# First egg out of my chicks(:



## emilieanne (Oct 15, 2012)

Just thought id post on here that my chickens gave me the first egg today! 
I'm so excited!!!!! 
Do I need to get new feed now or can I keep feeding the, chick starter I think? 

It's small though, is that normal? Will they get bigger?


----------



## Jodi_berg (Oct 29, 2012)

I would switch over to layer pellets, I remember my first egg I was so excited I reached in the nest box to grab it and it squashed in my hand, it was not properly formed and was the texture of jello, I screamed like a wuss . Anyways,congrats! I do enjoy my hens all 18 of the filthy,rude girls!


----------



## emilieanne (Oct 15, 2012)

Jodi_berg said:


> I would switch over to layer pellets, I remember my first egg I was so excited I reached in the nest box to grab it and it squashed in my hand, it was not properly formed and was the texture of jello, I screamed like a wuss . Anyways,congrats! I do enjoy my hens all 18 of the filthy,rude girls!


Switch over even if the other 4 don't lay yet?

And yeah, this morning I wanted to let em out at like 1030 but I was like Nahh then I got to the coop and they all were on their roosting thing an that's not normal for them so I checked the boxes and sure enough, !!!!


----------



## AdamsAcres (Dec 3, 2012)

* Recorded data:
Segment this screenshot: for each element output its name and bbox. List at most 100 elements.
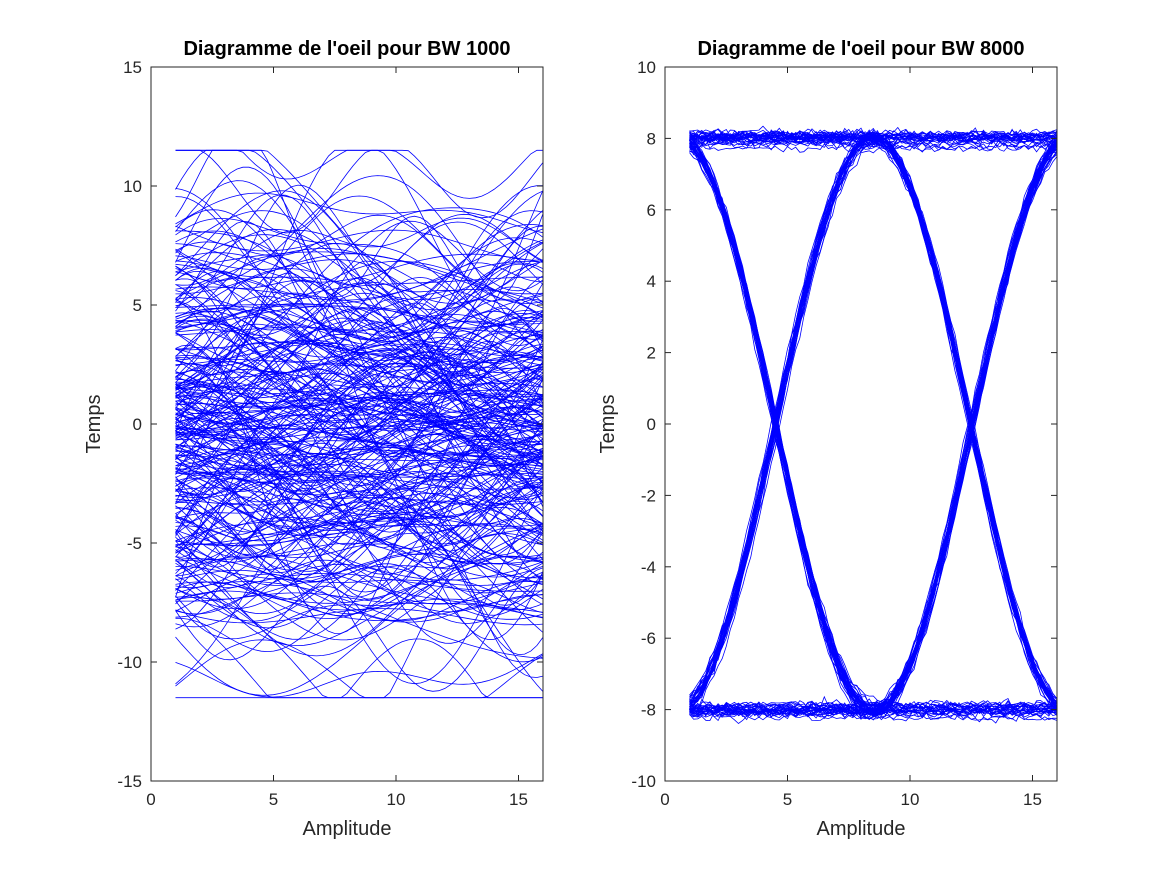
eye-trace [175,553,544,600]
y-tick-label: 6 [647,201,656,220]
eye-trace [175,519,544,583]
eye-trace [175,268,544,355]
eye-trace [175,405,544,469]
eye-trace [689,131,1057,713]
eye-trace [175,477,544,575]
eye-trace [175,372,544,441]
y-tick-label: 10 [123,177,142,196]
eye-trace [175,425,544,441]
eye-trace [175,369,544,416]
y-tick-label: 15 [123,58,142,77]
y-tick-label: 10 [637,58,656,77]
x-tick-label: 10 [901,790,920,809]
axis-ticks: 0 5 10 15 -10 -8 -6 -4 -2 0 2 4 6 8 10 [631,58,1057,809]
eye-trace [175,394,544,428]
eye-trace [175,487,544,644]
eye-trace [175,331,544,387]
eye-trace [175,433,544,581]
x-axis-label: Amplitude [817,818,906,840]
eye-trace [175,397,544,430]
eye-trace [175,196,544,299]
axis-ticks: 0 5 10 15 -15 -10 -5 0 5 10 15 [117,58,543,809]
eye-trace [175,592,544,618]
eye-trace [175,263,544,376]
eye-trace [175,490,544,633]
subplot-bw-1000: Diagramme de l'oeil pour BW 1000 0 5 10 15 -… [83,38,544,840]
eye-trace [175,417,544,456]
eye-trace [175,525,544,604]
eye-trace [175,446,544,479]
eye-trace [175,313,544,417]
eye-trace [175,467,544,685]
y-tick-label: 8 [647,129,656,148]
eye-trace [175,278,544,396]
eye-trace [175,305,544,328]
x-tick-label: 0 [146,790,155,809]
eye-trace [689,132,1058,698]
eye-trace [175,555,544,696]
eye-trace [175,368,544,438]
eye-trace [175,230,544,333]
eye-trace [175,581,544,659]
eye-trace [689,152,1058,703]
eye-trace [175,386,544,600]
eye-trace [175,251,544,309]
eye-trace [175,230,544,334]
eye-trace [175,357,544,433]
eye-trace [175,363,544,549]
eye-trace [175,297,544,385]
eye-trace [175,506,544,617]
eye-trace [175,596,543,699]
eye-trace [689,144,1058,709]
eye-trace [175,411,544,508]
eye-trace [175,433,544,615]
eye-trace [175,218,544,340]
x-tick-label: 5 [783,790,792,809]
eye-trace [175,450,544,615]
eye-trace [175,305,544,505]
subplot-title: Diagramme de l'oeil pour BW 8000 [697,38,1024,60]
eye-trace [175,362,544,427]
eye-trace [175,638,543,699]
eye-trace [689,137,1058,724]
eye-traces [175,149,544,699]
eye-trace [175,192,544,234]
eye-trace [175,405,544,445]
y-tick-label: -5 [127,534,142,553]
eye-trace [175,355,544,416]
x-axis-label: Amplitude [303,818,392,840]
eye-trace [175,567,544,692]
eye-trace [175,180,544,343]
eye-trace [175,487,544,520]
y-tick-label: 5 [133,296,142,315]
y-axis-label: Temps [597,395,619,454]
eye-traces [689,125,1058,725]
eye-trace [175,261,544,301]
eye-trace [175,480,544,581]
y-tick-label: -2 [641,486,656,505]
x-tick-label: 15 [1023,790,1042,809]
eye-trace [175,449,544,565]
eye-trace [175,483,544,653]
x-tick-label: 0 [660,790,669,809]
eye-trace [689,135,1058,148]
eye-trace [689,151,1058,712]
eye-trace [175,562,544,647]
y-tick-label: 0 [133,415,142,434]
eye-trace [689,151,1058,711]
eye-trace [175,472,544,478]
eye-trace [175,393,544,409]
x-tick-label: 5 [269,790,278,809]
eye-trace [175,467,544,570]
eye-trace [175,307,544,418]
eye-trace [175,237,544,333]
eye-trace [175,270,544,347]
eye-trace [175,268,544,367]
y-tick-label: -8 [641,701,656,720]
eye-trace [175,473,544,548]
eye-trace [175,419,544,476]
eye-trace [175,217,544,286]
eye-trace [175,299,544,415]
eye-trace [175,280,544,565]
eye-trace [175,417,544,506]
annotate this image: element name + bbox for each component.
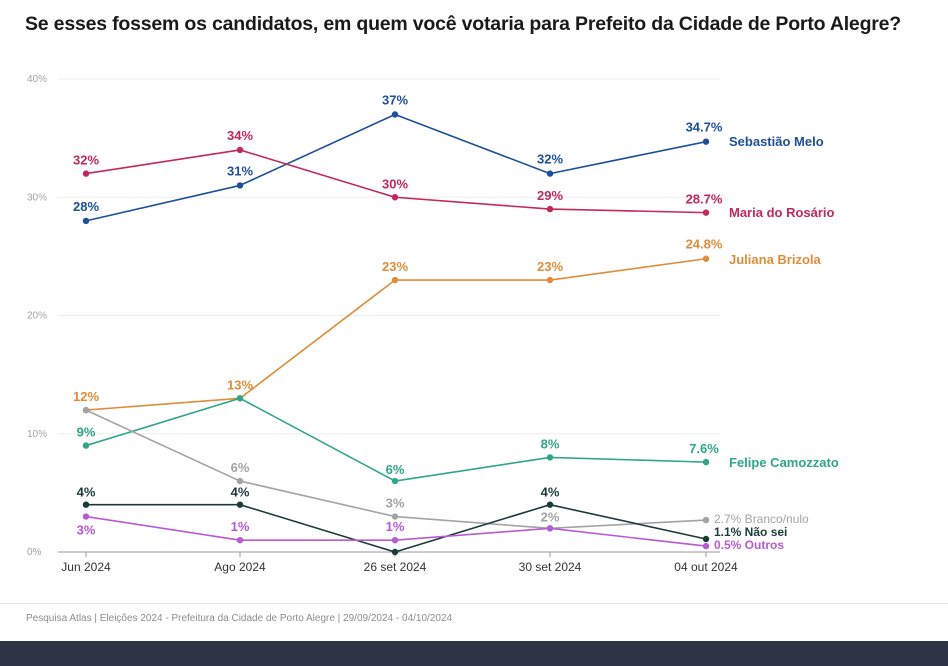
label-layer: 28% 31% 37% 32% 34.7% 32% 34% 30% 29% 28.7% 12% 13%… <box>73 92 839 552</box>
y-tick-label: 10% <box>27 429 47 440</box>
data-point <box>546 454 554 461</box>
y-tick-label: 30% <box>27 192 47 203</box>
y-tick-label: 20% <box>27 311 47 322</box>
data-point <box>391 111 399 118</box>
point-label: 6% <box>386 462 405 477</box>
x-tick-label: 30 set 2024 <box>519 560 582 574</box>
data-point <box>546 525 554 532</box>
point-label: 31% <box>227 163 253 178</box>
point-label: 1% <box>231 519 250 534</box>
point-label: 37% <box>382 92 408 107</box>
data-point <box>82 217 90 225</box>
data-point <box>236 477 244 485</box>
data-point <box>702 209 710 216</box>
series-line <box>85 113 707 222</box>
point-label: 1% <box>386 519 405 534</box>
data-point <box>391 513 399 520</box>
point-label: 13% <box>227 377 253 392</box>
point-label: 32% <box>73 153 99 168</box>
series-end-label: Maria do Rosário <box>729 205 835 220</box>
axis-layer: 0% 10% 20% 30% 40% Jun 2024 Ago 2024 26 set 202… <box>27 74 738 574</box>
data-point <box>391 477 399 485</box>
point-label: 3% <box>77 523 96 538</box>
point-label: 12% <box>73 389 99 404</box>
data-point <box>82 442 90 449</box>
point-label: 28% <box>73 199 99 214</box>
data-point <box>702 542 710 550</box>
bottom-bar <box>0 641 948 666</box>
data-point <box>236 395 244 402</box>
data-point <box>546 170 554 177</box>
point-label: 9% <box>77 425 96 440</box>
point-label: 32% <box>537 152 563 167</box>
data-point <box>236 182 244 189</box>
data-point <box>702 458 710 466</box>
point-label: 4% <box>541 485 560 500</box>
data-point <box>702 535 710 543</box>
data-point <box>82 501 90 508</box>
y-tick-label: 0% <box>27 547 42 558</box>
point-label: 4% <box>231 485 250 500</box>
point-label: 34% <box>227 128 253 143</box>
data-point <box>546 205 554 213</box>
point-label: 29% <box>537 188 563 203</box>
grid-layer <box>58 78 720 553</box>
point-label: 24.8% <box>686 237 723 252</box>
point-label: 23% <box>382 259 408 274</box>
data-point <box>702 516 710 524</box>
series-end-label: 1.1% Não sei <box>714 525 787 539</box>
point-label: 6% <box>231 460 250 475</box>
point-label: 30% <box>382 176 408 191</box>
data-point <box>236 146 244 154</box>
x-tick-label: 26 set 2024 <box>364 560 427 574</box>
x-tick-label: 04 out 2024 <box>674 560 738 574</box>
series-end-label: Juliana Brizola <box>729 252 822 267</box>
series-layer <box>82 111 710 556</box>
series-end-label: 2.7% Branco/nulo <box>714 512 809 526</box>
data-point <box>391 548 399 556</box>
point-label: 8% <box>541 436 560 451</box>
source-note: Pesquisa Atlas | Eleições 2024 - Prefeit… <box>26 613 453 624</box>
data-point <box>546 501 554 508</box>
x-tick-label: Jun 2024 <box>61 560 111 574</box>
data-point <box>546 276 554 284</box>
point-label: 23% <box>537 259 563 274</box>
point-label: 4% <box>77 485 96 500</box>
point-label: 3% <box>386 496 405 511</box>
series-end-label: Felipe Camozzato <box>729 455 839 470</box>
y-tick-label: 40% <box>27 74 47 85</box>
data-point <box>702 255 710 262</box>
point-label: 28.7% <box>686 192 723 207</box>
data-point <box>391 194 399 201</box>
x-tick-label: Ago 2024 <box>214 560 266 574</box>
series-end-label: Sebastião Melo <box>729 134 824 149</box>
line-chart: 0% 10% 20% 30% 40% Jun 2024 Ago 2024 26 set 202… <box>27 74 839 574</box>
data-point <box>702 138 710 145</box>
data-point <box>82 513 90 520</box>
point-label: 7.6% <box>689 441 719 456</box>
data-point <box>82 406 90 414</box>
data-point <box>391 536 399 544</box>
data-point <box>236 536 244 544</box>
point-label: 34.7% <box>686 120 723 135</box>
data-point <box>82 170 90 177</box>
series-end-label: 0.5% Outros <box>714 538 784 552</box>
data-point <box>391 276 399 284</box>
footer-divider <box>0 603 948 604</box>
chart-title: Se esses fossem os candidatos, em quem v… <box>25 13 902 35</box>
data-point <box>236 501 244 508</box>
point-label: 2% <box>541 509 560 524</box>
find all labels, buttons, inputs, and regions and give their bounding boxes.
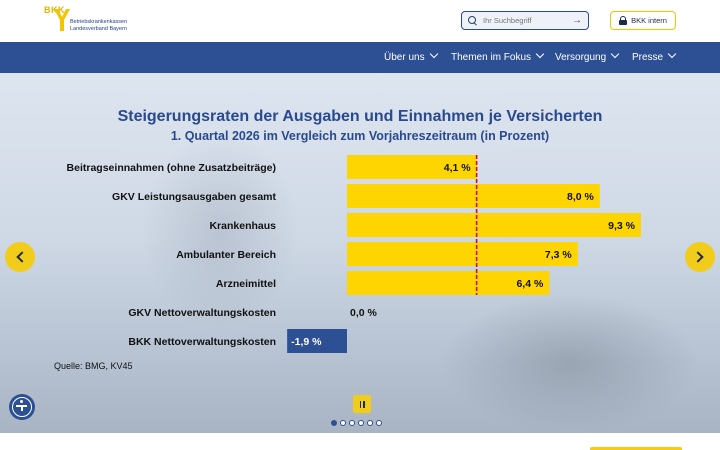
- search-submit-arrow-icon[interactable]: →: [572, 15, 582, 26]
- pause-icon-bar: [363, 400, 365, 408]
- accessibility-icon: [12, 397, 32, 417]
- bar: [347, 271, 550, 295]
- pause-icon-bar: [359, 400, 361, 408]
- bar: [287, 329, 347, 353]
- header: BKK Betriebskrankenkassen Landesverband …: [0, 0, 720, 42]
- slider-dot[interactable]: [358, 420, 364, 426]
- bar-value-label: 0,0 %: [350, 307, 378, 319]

* Aim of the task: Continue the forum thread about a first egg from young chickens, beginning with the post under its last header.

* Written reply:
It's time to switch to layer! Congrats!


----------



## emilieanne (Oct 15, 2012)

AdamsAcres said:


> It's time to switch to layer! Congrats!


Ok and thank you!! 
Will the eggs get bigger each time she lays?


----------



## animalfamily (Nov 23, 2012)

Not to worry they will definitely get bigger. I remember the first egg I got I didn't even think it was a chicken egg, lol. It looked just like a little bird egg, but they got bigger pretty quickly. You're lucky to be getting eggs, my hens just stopped laying about 2 months ago. I can't bring myself to buy eggs at the store, so we've been going eggless around here. Can't wait to get more chicks. Once you've eaten those farm fresh eggs you will find I ain't lyin' !


----------



## emilieanne (Oct 15, 2012)

animalfamily said:


> Not to worry they will definitely get bigger. I remember the first egg I got I didn't even think it was a chicken egg, lol. It looked just like a little bird egg, but they got bigger pretty quickly. You're lucky to be getting eggs, my hens just stopped laying about 2 months ago. I can't bring myself to buy eggs at the store, so we've been going eggless around here. Can't wait to get more chicks. Once you've eaten those farm fresh eggs you will find I ain't lyin' !


Oh yeah!! Ain't my first time with chickens!! but, we bought them already laying and obviously I couldn't raise em myself. Lol and we get fresh eggs from my nana and papa then also my aunt and uncle but were on a waiting list! Lol  
I found a big one today!!  
And if your hens aren't layin, this is my papas solution: gotta get somethin out of everything, no eggs means meat! Lol 
One would lay under his tire and would not go inside her house at night so he got tired of chasing her and had some stew!..


----------



## WalshKidsGoats (Nov 27, 2012)

Yes, they will get bigger soon. We feed half laying mash and half chicken scratch along with all the scraps from the kitchen. It's so exciting when they start laying for the first time!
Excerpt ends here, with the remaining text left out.